**Direction**
Every line that holds the string "江苏住院医师考试" is to be identified and copied.

**Data for this exercise**
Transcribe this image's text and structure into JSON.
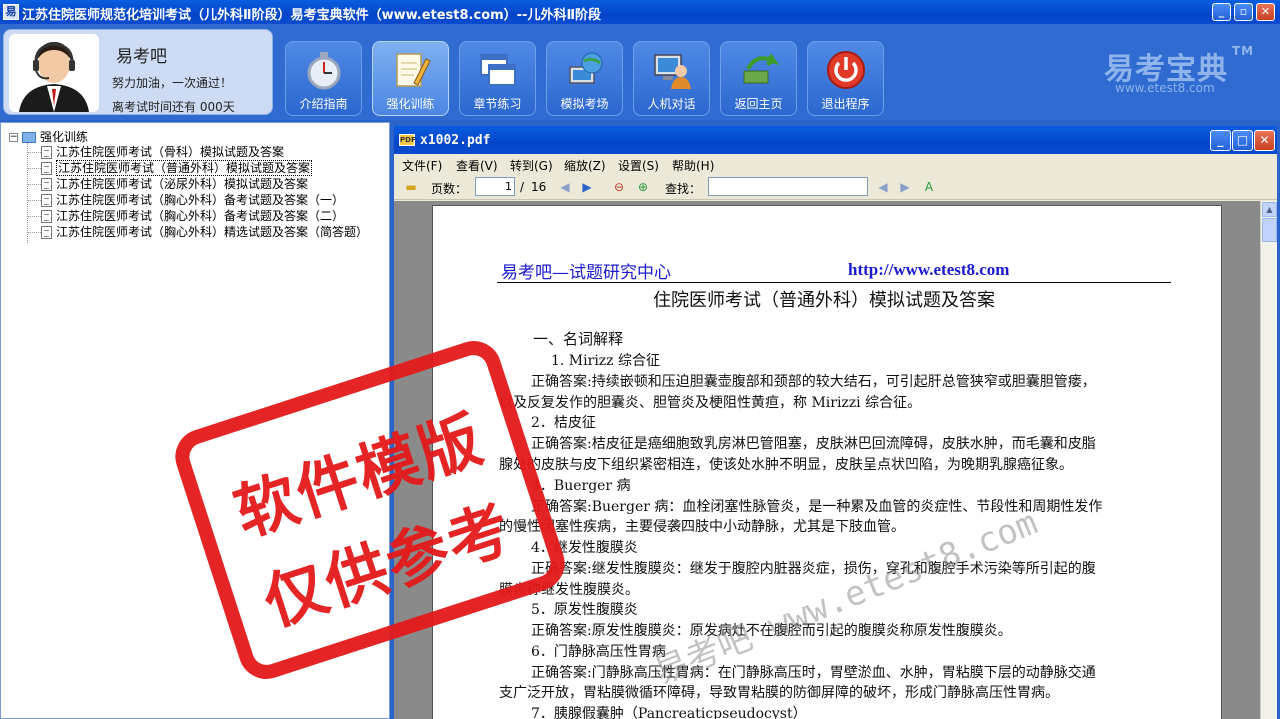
{
  "app": {
    "title": "江苏住院医师规范化培训考试（儿外科Ⅱ阶段）易考宝典软件（www.etest8.com）--儿外科Ⅱ阶段",
    "icon_text": "易",
    "min": "_",
    "max": "▫",
    "close": "✕"
  },
  "profile": {
    "name": "易考吧",
    "motto": "努力加油，一次通过！",
    "days_text": "离考试时间还有 000天"
  },
  "nav": [
    {
      "label": "介绍指南",
      "icon": "stopwatch-icon"
    },
    {
      "label": "强化训练",
      "icon": "notepad-pencil-icon",
      "active": true
    },
    {
      "label": "章节练习",
      "icon": "windows-icon"
    },
    {
      "label": "模拟考场",
      "icon": "globe-computer-icon"
    },
    {
      "label": "人机对话",
      "icon": "user-computer-icon"
    },
    {
      "label": "返回主页",
      "icon": "back-arrow-icon"
    },
    {
      "label": "退出程序",
      "icon": "power-icon"
    }
  ],
  "brand": {
    "name": "易考宝典",
    "tm": "TM",
    "url": "www.etest8.com"
  },
  "tree": {
    "root": "强化训练",
    "expander": "−",
    "items": [
      "江苏住院医师考试（骨科）模拟试题及答案",
      "江苏住院医师考试（普通外科）模拟试题及答案",
      "江苏住院医师考试（泌尿外科）模拟试题及答案",
      "江苏住院医师考试（胸心外科）备考试题及答案（一）",
      "江苏住院医师考试（胸心外科）备考试题及答案（二）",
      "江苏住院医师考试（胸心外科）精选试题及答案（简答题）"
    ]
  },
  "pdf": {
    "filename": "x1002.pdf",
    "icon_text": "PDF",
    "menu": [
      "文件(F)",
      "查看(V)",
      "转到(G)",
      "缩放(Z)",
      "设置(S)",
      "帮助(H)"
    ],
    "pages_label": "页数：",
    "current_page": "1",
    "page_sep": "/",
    "total_pages": "16",
    "find_label": "查找：",
    "find_value": "",
    "min": "_",
    "max": "□",
    "close": "✕"
  },
  "doc": {
    "header_left": "易考吧—试题研究中心",
    "header_right": "http://www.etest8.com",
    "title": "住院医师考试（普通外科）模拟试题及答案",
    "section": "一、名词解释",
    "lines": [
      "1. Mirizz 综合征",
      "正确答案:持续嵌顿和压迫胆囊壶腹部和颈部的较大结石，可引起肝总管狭窄或胆囊胆管瘘，",
      "以及反复发作的胆囊炎、胆管炎及梗阻性黄疸，称 Mirizzi 综合征。",
      "2．桔皮征",
      "正确答案:桔皮征是癌细胞致乳房淋巴管阻塞，皮肤淋巴回流障碍，皮肤水肿，而毛囊和皮脂",
      "腺处的皮肤与皮下组织紧密相连，使该处水肿不明显，皮肤呈点状凹陷，为晚期乳腺癌征象。",
      "3．Buerger 病",
      "正确答案:Buerger 病：血栓闭塞性脉管炎，是一种累及血管的炎症性、节段性和周期性发作",
      "的慢性闭塞性疾病，主要侵袭四肢中小动静脉，尤其是下肢血管。",
      "4．继发性腹膜炎",
      "正确答案:继发性腹膜炎：继发于腹腔内脏器炎症，损伤，穿孔和腹腔手术污染等所引起的腹",
      "膜炎称继发性腹膜炎。",
      "5．原发性腹膜炎",
      "正确答案:原发性腹膜炎：原发病灶不在腹腔而引起的腹膜炎称原发性腹膜炎。",
      "6．门静脉高压性胃病",
      "正确答案:门静脉高压性胃病：在门静脉高压时，胃壁淤血、水肿，胃粘膜下层的动静脉交通",
      "支广泛开放，胃粘膜微循环障碍，导致胃粘膜的防御屏障的破坏，形成门静脉高压性胃病。",
      "7．胰腺假囊肿（Pancreaticpseudocyst）"
    ]
  },
  "watermark": {
    "stamp_line1": "软件模版",
    "stamp_line2": "仅供参考",
    "url": "易考吧 www.etest8.com"
  }
}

**Solution for this task**
      "江苏住院医师考试（骨科）模拟试题及答案",
      "江苏住院医师考试（普通外科）模拟试题及答案",
      "江苏住院医师考试（泌尿外科）模拟试题及答案",
      "江苏住院医师考试（胸心外科）备考试题及答案（一）",
      "江苏住院医师考试（胸心外科）备考试题及答案（二）",
      "江苏住院医师考试（胸心外科）精选试题及答案（简答题）"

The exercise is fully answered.